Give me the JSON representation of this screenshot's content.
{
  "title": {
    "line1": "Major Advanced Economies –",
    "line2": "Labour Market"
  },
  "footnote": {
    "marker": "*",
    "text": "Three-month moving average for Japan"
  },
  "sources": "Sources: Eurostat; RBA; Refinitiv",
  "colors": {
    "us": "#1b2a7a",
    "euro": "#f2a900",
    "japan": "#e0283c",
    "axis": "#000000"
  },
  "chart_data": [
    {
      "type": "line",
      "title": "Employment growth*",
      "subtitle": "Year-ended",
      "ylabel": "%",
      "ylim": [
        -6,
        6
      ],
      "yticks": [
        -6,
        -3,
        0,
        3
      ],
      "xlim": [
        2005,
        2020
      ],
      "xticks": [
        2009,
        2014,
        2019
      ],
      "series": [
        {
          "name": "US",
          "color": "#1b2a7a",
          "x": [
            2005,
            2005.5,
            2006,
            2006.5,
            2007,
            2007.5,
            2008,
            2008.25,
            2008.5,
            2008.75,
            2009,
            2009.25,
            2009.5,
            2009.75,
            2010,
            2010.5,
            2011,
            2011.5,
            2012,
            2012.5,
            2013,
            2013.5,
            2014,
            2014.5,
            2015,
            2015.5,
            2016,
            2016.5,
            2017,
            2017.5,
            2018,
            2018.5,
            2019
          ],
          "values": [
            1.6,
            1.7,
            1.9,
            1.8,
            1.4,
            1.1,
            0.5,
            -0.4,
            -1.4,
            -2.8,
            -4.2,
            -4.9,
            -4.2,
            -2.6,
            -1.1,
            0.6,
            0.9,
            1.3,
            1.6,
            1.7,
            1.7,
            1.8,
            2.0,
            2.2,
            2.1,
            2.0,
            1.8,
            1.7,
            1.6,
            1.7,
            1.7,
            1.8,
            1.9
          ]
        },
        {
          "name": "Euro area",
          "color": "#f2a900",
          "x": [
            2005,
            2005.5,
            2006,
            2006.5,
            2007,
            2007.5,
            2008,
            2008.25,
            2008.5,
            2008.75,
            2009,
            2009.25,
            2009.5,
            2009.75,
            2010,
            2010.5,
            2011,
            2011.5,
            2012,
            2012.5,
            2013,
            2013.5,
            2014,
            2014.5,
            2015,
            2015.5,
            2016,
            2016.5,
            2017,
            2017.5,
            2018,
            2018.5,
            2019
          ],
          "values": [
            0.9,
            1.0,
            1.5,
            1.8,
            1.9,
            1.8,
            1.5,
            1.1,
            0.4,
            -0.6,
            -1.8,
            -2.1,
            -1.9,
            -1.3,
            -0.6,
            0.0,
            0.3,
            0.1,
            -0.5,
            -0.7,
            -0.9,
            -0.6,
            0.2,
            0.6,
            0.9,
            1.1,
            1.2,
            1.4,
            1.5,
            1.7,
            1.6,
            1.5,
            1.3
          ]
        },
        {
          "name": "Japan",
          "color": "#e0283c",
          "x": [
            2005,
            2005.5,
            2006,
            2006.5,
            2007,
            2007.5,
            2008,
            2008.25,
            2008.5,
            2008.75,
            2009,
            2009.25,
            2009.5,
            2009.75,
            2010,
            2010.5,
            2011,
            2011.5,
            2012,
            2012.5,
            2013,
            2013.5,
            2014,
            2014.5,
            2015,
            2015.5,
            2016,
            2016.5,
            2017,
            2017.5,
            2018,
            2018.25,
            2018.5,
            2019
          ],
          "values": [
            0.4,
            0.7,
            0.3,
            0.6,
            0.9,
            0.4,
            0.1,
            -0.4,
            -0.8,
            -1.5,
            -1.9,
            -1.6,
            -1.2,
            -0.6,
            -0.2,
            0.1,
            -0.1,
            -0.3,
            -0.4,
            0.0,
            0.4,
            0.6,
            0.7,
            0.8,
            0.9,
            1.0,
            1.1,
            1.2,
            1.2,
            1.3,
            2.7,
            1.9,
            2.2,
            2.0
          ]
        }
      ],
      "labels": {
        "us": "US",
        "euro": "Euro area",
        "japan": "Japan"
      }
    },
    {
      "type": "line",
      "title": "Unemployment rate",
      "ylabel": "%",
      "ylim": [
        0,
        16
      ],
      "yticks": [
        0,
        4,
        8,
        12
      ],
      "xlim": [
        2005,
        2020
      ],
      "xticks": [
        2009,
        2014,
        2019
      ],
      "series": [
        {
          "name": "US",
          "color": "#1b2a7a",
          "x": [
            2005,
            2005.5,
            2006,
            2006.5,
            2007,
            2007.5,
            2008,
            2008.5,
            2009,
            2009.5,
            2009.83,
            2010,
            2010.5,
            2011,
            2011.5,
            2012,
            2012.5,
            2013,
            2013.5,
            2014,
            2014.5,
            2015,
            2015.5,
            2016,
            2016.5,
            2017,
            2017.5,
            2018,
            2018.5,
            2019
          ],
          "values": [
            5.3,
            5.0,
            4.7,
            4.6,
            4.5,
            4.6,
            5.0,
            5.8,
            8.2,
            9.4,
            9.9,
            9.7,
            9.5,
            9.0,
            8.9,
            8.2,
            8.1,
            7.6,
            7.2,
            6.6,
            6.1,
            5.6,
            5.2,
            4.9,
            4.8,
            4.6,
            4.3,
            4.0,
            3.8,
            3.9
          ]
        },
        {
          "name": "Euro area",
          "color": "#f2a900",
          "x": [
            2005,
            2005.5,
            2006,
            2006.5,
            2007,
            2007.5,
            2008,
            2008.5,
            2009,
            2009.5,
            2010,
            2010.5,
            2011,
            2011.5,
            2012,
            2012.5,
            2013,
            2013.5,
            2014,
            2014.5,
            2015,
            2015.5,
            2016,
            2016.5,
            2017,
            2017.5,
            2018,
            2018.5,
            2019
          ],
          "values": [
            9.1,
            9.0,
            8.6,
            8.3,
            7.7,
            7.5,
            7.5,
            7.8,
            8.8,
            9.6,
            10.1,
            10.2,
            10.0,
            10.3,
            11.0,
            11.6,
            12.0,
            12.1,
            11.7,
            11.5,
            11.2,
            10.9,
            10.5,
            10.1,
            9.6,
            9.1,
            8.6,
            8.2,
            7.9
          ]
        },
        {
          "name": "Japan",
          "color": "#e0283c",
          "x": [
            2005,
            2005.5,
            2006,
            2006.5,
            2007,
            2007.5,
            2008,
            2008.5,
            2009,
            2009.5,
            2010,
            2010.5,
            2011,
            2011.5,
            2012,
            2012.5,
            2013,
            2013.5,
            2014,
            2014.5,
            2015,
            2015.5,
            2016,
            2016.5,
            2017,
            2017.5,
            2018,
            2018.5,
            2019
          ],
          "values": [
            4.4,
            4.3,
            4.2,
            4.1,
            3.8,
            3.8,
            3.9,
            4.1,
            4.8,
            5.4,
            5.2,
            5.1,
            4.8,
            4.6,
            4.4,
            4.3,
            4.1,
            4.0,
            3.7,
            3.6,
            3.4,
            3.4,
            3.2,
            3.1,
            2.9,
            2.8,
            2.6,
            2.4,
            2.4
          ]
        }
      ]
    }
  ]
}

◆ ◆ ◆ ◆

Each entry above needs to be retyped exactly.

Give me the JSON representation of this screenshot's content.
{
  "title": {
    "line1": "Major Advanced Economies –",
    "line2": "Labour Market"
  },
  "footnote": {
    "marker": "*",
    "text": "Three-month moving average for Japan"
  },
  "sources": "Sources: Eurostat; RBA; Refinitiv",
  "colors": {
    "us": "#1b2a7a",
    "euro": "#f2a900",
    "japan": "#e0283c",
    "axis": "#000000"
  },
  "chart_data": [
    {
      "type": "line",
      "title": "Employment growth*",
      "subtitle": "Year-ended",
      "ylabel": "%",
      "ylim": [
        -6,
        6
      ],
      "yticks": [
        -6,
        -3,
        0,
        3
      ],
      "xlim": [
        2005,
        2020
      ],
      "xticks": [
        2009,
        2014,
        2019
      ],
      "series": [
        {
          "name": "US",
          "color": "#1b2a7a",
          "x": [
            2005,
            2005.5,
            2006,
            2006.5,
            2007,
            2007.5,
            2008,
            2008.25,
            2008.5,
            2008.75,
            2009,
            2009.25,
            2009.5,
            2009.75,
            2010,
            2010.5,
            2011,
            2011.5,
            2012,
            2012.5,
            2013,
            2013.5,
            2014,
            2014.5,
            2015,
            2015.5,
            2016,
            2016.5,
            2017,
            2017.5,
            2018,
            2018.5,
            2019
          ],
          "values": [
            1.6,
            1.7,
            1.9,
            1.8,
            1.4,
            1.1,
            0.5,
            -0.4,
            -1.4,
            -2.8,
            -4.2,
            -4.9,
            -4.2,
            -2.6,
            -1.1,
            0.6,
            0.9,
            1.3,
            1.6,
            1.7,
            1.7,
            1.8,
            2.0,
            2.2,
            2.1,
            2.0,
            1.8,
            1.7,
            1.6,
            1.7,
            1.7,
            1.8,
            1.9
          ]
        },
        {
          "name": "Euro area",
          "color": "#f2a900",
          "x": [
            2005,
            2005.5,
            2006,
            2006.5,
            2007,
            2007.5,
            2008,
            2008.25,
            2008.5,
            2008.75,
            2009,
            2009.25,
            2009.5,
            2009.75,
            2010,
            2010.5,
            2011,
            2011.5,
            2012,
            2012.5,
            2013,
            2013.5,
            2014,
            2014.5,
            2015,
            2015.5,
            2016,
            2016.5,
            2017,
            2017.5,
            2018,
            2018.5,
            2019
          ],
          "values": [
            0.9,
            1.0,
            1.5,
            1.8,
            1.9,
            1.8,
            1.5,
            1.1,
            0.4,
            -0.6,
            -1.8,
            -2.1,
            -1.9,
            -1.3,
            -0.6,
            0.0,
            0.3,
            0.1,
            -0.5,
            -0.7,
            -0.9,
            -0.6,
            0.2,
            0.6,
            0.9,
            1.1,
            1.2,
            1.4,
            1.5,
            1.7,
            1.6,
            1.5,
            1.3
          ]
        },
        {
          "name": "Japan",
          "color": "#e0283c",
          "x": [
            2005,
            2005.5,
            2006,
            2006.5,
            2007,
            2007.5,
            2008,
            2008.25,
            2008.5,
            2008.75,
            2009,
            2009.25,
            2009.5,
            2009.75,
            2010,
            2010.5,
            2011,
            2011.5,
            2012,
            2012.5,
            2013,
            2013.5,
            2014,
            2014.5,
            2015,
            2015.5,
            2016,
            2016.5,
            2017,
            2017.5,
            2018,
            2018.25,
            2018.5,
            2019
          ],
          "values": [
            0.4,
            0.7,
            0.3,
            0.6,
            0.9,
            0.4,
            0.1,
            -0.4,
            -0.8,
            -1.5,
            -1.9,
            -1.6,
            -1.2,
            -0.6,
            -0.2,
            0.1,
            -0.1,
            -0.3,
            -0.4,
            0.0,
            0.4,
            0.6,
            0.7,
            0.8,
            0.9,
            1.0,
            1.1,
            1.2,
            1.2,
            1.3,
            2.7,
            1.9,
            2.2,
            2.0
          ]
        }
      ],
      "labels": {
        "us": "US",
        "euro": "Euro area",
        "japan": "Japan"
      }
    },
    {
      "type": "line",
      "title": "Unemployment rate",
      "ylabel": "%",
      "ylim": [
        0,
        16
      ],
      "yticks": [
        0,
        4,
        8,
        12
      ],
      "xlim": [
        2005,
        2020
      ],
      "xticks": [
        2009,
        2014,
        2019
      ],
      "series": [
        {
          "name": "US",
          "color": "#1b2a7a",
          "x": [
            2005,
            2005.5,
            2006,
            2006.5,
            2007,
            2007.5,
            2008,
            2008.5,
            2009,
            2009.5,
            2009.83,
            2010,
            2010.5,
            2011,
            2011.5,
            2012,
            2012.5,
            2013,
            2013.5,
            2014,
            2014.5,
            2015,
            2015.5,
            2016,
            2016.5,
            2017,
            2017.5,
            2018,
            2018.5,
            2019
          ],
          "values": [
            5.3,
            5.0,
            4.7,
            4.6,
            4.5,
            4.6,
            5.0,
            5.8,
            8.2,
            9.4,
            9.9,
            9.7,
            9.5,
            9.0,
            8.9,
            8.2,
            8.1,
            7.6,
            7.2,
            6.6,
            6.1,
            5.6,
            5.2,
            4.9,
            4.8,
            4.6,
            4.3,
            4.0,
            3.8,
            3.9
          ]
        },
        {
          "name": "Euro area",
          "color": "#f2a900",
          "x": [
            2005,
            2005.5,
            2006,
            2006.5,
            2007,
            2007.5,
            2008,
            2008.5,
            2009,
            2009.5,
            2010,
            2010.5,
            2011,
            2011.5,
            2012,
            2012.5,
            2013,
            2013.5,
            2014,
            2014.5,
            2015,
            2015.5,
            2016,
            2016.5,
            2017,
            2017.5,
            2018,
            2018.5,
            2019
          ],
          "values": [
            9.1,
            9.0,
            8.6,
            8.3,
            7.7,
            7.5,
            7.5,
            7.8,
            8.8,
            9.6,
            10.1,
            10.2,
            10.0,
            10.3,
            11.0,
            11.6,
            12.0,
            12.1,
            11.7,
            11.5,
            11.2,
            10.9,
            10.5,
            10.1,
            9.6,
            9.1,
            8.6,
            8.2,
            7.9
          ]
        },
        {
          "name": "Japan",
          "color": "#e0283c",
          "x": [
            2005,
            2005.5,
            2006,
            2006.5,
            2007,
            2007.5,
            2008,
            2008.5,
            2009,
            2009.5,
            2010,
            2010.5,
            2011,
            2011.5,
            2012,
            2012.5,
            2013,
            2013.5,
            2014,
            2014.5,
            2015,
            2015.5,
            2016,
            2016.5,
            2017,
            2017.5,
            2018,
            2018.5,
            2019
          ],
          "values": [
            4.4,
            4.3,
            4.2,
            4.1,
            3.8,
            3.8,
            3.9,
            4.1,
            4.8,
            5.4,
            5.2,
            5.1,
            4.8,
            4.6,
            4.4,
            4.3,
            4.1,
            4.0,
            3.7,
            3.6,
            3.4,
            3.4,
            3.2,
            3.1,
            2.9,
            2.8,
            2.6,
            2.4,
            2.4
          ]
        }
      ]
    }
  ]
}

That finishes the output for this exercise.